» **Material**
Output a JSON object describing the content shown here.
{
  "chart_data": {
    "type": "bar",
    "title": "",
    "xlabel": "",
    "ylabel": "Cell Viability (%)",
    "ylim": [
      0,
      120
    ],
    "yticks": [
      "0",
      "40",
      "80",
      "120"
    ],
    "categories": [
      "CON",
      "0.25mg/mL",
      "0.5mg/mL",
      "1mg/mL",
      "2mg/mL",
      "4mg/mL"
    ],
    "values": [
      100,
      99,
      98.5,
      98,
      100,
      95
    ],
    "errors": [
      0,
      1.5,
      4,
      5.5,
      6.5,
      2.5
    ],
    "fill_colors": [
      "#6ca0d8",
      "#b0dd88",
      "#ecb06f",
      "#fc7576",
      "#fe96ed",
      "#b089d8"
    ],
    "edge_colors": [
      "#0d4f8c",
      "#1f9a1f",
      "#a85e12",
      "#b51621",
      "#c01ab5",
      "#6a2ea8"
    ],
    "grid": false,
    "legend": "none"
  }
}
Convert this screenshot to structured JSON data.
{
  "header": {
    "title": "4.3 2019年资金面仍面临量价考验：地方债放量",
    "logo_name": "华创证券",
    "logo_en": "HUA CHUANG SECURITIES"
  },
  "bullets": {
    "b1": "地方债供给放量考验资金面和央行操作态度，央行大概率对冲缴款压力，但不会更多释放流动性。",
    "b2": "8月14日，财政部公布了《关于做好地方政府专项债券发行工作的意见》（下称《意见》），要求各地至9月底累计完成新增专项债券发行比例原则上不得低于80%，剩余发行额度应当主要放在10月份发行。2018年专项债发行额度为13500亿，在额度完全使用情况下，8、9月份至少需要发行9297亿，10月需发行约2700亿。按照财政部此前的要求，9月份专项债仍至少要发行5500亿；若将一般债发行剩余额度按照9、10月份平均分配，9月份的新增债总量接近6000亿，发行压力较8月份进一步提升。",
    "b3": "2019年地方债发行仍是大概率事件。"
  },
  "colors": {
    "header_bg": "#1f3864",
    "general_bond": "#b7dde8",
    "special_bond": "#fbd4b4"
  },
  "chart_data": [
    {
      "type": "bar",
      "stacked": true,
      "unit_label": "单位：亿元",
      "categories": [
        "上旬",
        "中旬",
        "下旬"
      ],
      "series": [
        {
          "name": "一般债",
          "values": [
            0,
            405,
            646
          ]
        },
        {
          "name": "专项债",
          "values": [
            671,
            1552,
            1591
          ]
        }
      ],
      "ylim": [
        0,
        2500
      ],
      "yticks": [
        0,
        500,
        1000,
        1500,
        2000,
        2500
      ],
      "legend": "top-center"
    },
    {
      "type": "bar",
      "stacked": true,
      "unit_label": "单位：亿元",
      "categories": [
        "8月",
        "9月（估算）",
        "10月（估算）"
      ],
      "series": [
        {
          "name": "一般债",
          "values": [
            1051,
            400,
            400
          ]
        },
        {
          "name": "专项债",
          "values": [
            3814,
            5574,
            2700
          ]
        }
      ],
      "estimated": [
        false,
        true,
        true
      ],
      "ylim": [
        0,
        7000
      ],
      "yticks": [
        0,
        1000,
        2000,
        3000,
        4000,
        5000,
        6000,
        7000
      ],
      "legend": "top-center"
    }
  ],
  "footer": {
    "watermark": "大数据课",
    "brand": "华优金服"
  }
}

» **Challenge**
Go through the listing above and return every line where the word "JSON" occurs.

» **Solved exercise**
Output a JSON object describing the content shown here.
Convert this screenshot to structured JSON data.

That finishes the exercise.